PROBLEM STATEMENT:
Copy out the listing exactly.

---------------

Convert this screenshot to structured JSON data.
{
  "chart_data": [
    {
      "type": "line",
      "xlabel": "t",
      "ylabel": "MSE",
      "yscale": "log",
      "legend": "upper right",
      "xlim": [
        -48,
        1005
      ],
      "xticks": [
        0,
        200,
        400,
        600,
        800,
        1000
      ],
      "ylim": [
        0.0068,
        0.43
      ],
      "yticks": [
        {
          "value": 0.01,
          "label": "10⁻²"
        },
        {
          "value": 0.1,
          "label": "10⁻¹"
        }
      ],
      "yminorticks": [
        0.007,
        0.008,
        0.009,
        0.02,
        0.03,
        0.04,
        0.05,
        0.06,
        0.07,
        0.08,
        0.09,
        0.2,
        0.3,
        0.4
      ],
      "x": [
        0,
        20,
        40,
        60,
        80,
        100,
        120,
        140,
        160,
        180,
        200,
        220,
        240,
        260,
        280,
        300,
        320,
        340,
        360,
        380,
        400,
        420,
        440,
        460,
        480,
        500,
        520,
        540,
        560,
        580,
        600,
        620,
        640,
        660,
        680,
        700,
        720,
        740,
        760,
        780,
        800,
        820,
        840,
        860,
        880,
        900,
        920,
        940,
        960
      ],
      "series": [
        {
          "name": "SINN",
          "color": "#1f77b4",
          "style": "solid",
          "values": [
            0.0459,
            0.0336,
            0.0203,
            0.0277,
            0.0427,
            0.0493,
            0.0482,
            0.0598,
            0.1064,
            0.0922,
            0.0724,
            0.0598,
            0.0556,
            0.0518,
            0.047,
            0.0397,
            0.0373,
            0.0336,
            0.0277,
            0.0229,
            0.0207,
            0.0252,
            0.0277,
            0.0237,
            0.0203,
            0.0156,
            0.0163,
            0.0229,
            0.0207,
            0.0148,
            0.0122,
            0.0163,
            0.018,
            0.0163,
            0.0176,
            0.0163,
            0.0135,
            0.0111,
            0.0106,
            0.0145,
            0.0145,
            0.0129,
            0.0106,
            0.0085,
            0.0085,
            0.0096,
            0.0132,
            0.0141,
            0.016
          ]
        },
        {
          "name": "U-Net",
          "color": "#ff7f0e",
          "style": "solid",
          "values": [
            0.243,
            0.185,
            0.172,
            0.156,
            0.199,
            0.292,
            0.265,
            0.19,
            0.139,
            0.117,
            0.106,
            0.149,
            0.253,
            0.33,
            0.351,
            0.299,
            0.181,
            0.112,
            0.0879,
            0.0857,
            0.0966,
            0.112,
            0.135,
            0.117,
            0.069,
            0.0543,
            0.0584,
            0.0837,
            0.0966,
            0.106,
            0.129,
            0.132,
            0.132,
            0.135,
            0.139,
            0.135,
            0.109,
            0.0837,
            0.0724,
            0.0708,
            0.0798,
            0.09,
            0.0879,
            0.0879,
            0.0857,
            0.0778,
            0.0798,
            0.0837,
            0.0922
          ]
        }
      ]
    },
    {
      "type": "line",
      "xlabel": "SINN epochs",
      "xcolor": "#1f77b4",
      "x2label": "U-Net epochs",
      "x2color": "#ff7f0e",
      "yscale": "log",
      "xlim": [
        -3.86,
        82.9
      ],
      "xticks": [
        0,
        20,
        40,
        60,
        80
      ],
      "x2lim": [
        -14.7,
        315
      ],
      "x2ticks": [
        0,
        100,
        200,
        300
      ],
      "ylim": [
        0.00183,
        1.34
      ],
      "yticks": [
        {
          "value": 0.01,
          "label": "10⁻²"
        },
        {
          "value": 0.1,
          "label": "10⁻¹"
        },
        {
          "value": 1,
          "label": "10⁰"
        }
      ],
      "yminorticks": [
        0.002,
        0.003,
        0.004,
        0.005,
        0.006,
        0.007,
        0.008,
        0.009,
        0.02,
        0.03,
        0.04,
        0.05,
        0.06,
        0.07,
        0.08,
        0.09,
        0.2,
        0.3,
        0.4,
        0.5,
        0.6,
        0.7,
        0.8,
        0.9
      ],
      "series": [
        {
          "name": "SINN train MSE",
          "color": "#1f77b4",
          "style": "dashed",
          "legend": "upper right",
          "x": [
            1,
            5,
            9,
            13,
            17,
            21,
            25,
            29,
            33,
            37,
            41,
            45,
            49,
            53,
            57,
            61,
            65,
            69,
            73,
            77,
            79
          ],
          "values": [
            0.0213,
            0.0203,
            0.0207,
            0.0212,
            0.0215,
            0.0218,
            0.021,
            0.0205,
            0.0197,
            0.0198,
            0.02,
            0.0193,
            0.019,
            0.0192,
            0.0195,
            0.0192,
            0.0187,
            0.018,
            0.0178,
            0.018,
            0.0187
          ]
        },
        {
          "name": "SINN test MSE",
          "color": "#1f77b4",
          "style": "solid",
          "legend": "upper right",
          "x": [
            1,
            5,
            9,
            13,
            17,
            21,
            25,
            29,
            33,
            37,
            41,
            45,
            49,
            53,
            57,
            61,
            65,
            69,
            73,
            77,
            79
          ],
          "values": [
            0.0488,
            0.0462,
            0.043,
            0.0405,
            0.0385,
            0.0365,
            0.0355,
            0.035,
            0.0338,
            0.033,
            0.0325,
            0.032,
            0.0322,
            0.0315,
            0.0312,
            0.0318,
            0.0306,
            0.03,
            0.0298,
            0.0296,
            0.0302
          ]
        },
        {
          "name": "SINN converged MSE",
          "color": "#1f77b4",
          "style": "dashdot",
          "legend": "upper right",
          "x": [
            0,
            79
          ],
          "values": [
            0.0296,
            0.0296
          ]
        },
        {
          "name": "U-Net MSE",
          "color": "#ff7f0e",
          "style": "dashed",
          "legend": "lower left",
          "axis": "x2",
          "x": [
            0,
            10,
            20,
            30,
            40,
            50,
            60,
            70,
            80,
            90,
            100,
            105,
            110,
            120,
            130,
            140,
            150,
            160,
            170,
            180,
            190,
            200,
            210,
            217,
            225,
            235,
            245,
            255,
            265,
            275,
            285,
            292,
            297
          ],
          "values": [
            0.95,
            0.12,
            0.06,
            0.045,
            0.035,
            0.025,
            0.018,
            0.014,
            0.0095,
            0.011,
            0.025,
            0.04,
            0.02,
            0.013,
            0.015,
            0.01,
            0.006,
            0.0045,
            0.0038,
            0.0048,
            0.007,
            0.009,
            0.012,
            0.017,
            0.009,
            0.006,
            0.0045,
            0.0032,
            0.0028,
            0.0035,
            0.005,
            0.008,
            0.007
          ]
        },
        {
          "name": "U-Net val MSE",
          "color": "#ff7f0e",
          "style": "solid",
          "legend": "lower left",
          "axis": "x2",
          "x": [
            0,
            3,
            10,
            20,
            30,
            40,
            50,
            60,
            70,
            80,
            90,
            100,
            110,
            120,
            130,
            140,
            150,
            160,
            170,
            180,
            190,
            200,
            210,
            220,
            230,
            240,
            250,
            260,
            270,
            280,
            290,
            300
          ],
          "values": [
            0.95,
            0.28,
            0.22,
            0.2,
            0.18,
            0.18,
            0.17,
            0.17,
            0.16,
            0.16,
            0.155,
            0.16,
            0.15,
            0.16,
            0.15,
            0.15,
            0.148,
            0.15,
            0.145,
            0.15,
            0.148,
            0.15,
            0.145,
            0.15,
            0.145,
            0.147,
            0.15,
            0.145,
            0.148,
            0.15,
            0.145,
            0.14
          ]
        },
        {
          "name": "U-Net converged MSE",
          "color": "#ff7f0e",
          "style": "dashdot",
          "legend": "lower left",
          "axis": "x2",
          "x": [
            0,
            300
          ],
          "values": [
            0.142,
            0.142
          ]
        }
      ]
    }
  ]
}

---------------

REPLY TO THE EXERCISE:
Convert this screenshot to structured JSON data.
{
  "chart_data": [
    {
      "type": "line",
      "xlabel": "t",
      "ylabel": "MSE",
      "yscale": "log",
      "legend": "upper right",
      "xlim": [
        -48,
        1005
      ],
      "xticks": [
        0,
        200,
        400,
        600,
        800,
        1000
      ],
      "ylim": [
        0.0068,
        0.43
      ],
      "yticks": [
        {
          "value": 0.01,
          "label": "10⁻²"
        },
        {
          "value": 0.1,
          "label": "10⁻¹"
        }
      ],
      "yminorticks": [
        0.007,
        0.008,
        0.009,
        0.02,
        0.03,
        0.04,
        0.05,
        0.06,
        0.07,
        0.08,
        0.09,
        0.2,
        0.3,
        0.4
      ],
      "x": [
        0,
        20,
        40,
        60,
        80,
        100,
        120,
        140,
        160,
        180,
        200,
        220,
        240,
        260,
        280,
        300,
        320,
        340,
        360,
        380,
        400,
        420,
        440,
        460,
        480,
        500,
        520,
        540,
        560,
        580,
        600,
        620,
        640,
        660,
        680,
        700,
        720,
        740,
        760,
        780,
        800,
        820,
        840,
        860,
        880,
        900,
        920,
        940,
        960
      ],
      "series": [
        {
          "name": "SINN",
          "color": "#1f77b4",
          "style": "solid",
          "values": [
            0.0459,
            0.0336,
            0.0203,
            0.0277,
            0.0427,
            0.0493,
            0.0482,
            0.0598,
            0.1064,
            0.0922,
            0.0724,
            0.0598,
            0.0556,
            0.0518,
            0.047,
            0.0397,
            0.0373,
            0.0336,
            0.0277,
            0.0229,
            0.0207,
            0.0252,
            0.0277,
            0.0237,
            0.0203,
            0.0156,
            0.0163,
            0.0229,
            0.0207,
            0.0148,
            0.0122,
            0.0163,
            0.018,
            0.0163,
            0.0176,
            0.0163,
            0.0135,
            0.0111,
            0.0106,
            0.0145,
            0.0145,
            0.0129,
            0.0106,
            0.0085,
            0.0085,
            0.0096,
            0.0132,
            0.0141,
            0.016
          ]
        },
        {
          "name": "U-Net",
          "color": "#ff7f0e",
          "style": "solid",
          "values": [
            0.243,
            0.185,
            0.172,
            0.156,
            0.199,
            0.292,
            0.265,
            0.19,
            0.139,
            0.117,
            0.106,
            0.149,
            0.253,
            0.33,
            0.351,
            0.299,
            0.181,
            0.112,
            0.0879,
            0.0857,
            0.0966,
            0.112,
            0.135,
            0.117,
            0.069,
            0.0543,
            0.0584,
            0.0837,
            0.0966,
            0.106,
            0.129,
            0.132,
            0.132,
            0.135,
            0.139,
            0.135,
            0.109,
            0.0837,
            0.0724,
            0.0708,
            0.0798,
            0.09,
            0.0879,
            0.0879,
            0.0857,
            0.0778,
            0.0798,
            0.0837,
            0.0922
          ]
        }
      ]
    },
    {
      "type": "line",
      "xlabel": "SINN epochs",
      "xcolor": "#1f77b4",
      "x2label": "U-Net epochs",
      "x2color": "#ff7f0e",
      "yscale": "log",
      "xlim": [
        -3.86,
        82.9
      ],
      "xticks": [
        0,
        20,
        40,
        60,
        80
      ],
      "x2lim": [
        -14.7,
        315
      ],
      "x2ticks": [
        0,
        100,
        200,
        300
      ],
      "ylim": [
        0.00183,
        1.34
      ],
      "yticks": [
        {
          "value": 0.01,
          "label": "10⁻²"
        },
        {
          "value": 0.1,
          "label": "10⁻¹"
        },
        {
          "value": 1,
          "label": "10⁰"
        }
      ],
      "yminorticks": [
        0.002,
        0.003,
        0.004,
        0.005,
        0.006,
        0.007,
        0.008,
        0.009,
        0.02,
        0.03,
        0.04,
        0.05,
        0.06,
        0.07,
        0.08,
        0.09,
        0.2,
        0.3,
        0.4,
        0.5,
        0.6,
        0.7,
        0.8,
        0.9
      ],
      "series": [
        {
          "name": "SINN train MSE",
          "color": "#1f77b4",
          "style": "dashed",
          "legend": "upper right",
          "x": [
            1,
            5,
            9,
            13,
            17,
            21,
            25,
            29,
            33,
            37,
            41,
            45,
            49,
            53,
            57,
            61,
            65,
            69,
            73,
            77,
            79
          ],
          "values": [
            0.0213,
            0.0203,
            0.0207,
            0.0212,
            0.0215,
            0.0218,
            0.021,
            0.0205,
            0.0197,
            0.0198,
            0.02,
            0.0193,
            0.019,
            0.0192,
            0.0195,
            0.0192,
            0.0187,
            0.018,
            0.0178,
            0.018,
            0.0187
          ]
        },
        {
          "name": "SINN test MSE",
          "color": "#1f77b4",
          "style": "solid",
          "legend": "upper right",
          "x": [
            1,
            5,
            9,
            13,
            17,
            21,
            25,
            29,
            33,
            37,
            41,
            45,
            49,
            53,
            57,
            61,
            65,
            69,
            73,
            77,
            79
          ],
          "values": [
            0.0488,
            0.0462,
            0.043,
            0.0405,
            0.0385,
            0.0365,
            0.0355,
            0.035,
            0.0338,
            0.033,
            0.0325,
            0.032,
            0.0322,
            0.0315,
            0.0312,
            0.0318,
            0.0306,
            0.03,
            0.0298,
            0.0296,
            0.0302
          ]
        },
        {
          "name": "SINN converged MSE",
          "color": "#1f77b4",
          "style": "dashdot",
          "legend": "upper right",
          "x": [
            0,
            79
          ],
          "values": [
            0.0296,
            0.0296
          ]
        },
        {
          "name": "U-Net MSE",
          "color": "#ff7f0e",
          "style": "dashed",
          "legend": "lower left",
          "axis": "x2",
          "x": [
            0,
            10,
            20,
            30,
            40,
            50,
            60,
            70,
            80,
            90,
            100,
            105,
            110,
            120,
            130,
            140,
            150,
            160,
            170,
            180,
            190,
            200,
            210,
            217,
            225,
            235,
            245,
            255,
            265,
            275,
            285,
            292,
            297
          ],
          "values": [
            0.95,
            0.12,
            0.06,
            0.045,
            0.035,
            0.025,
            0.018,
            0.014,
            0.0095,
            0.011,
            0.025,
            0.04,
            0.02,
            0.013,
            0.015,
            0.01,
            0.006,
            0.0045,
            0.0038,
            0.0048,
            0.007,
            0.009,
            0.012,
            0.017,
            0.009,
            0.006,
            0.0045,
            0.0032,
            0.0028,
            0.0035,
            0.005,
            0.008,
            0.007
          ]
        },
        {
          "name": "U-Net val MSE",
          "color": "#ff7f0e",
          "style": "solid",
          "legend": "lower left",
          "axis": "x2",
          "x": [
            0,
            3,
            10,
            20,
            30,
            40,
            50,
            60,
            70,
            80,
            90,
            100,
            110,
            120,
            130,
            140,
            150,
            160,
            170,
            180,
            190,
            200,
            210,
            220,
            230,
            240,
            250,
            260,
            270,
            280,
            290,
            300
          ],
          "values": [
            0.95,
            0.28,
            0.22,
            0.2,
            0.18,
            0.18,
            0.17,
            0.17,
            0.16,
            0.16,
            0.155,
            0.16,
            0.15,
            0.16,
            0.15,
            0.15,
            0.148,
            0.15,
            0.145,
            0.15,
            0.148,
            0.15,
            0.145,
            0.15,
            0.145,
            0.147,
            0.15,
            0.145,
            0.148,
            0.15,
            0.145,
            0.14
          ]
        },
        {
          "name": "U-Net converged MSE",
          "color": "#ff7f0e",
          "style": "dashdot",
          "legend": "lower left",
          "axis": "x2",
          "x": [
            0,
            300
          ],
          "values": [
            0.142,
            0.142
          ]
        }
      ]
    }
  ]
}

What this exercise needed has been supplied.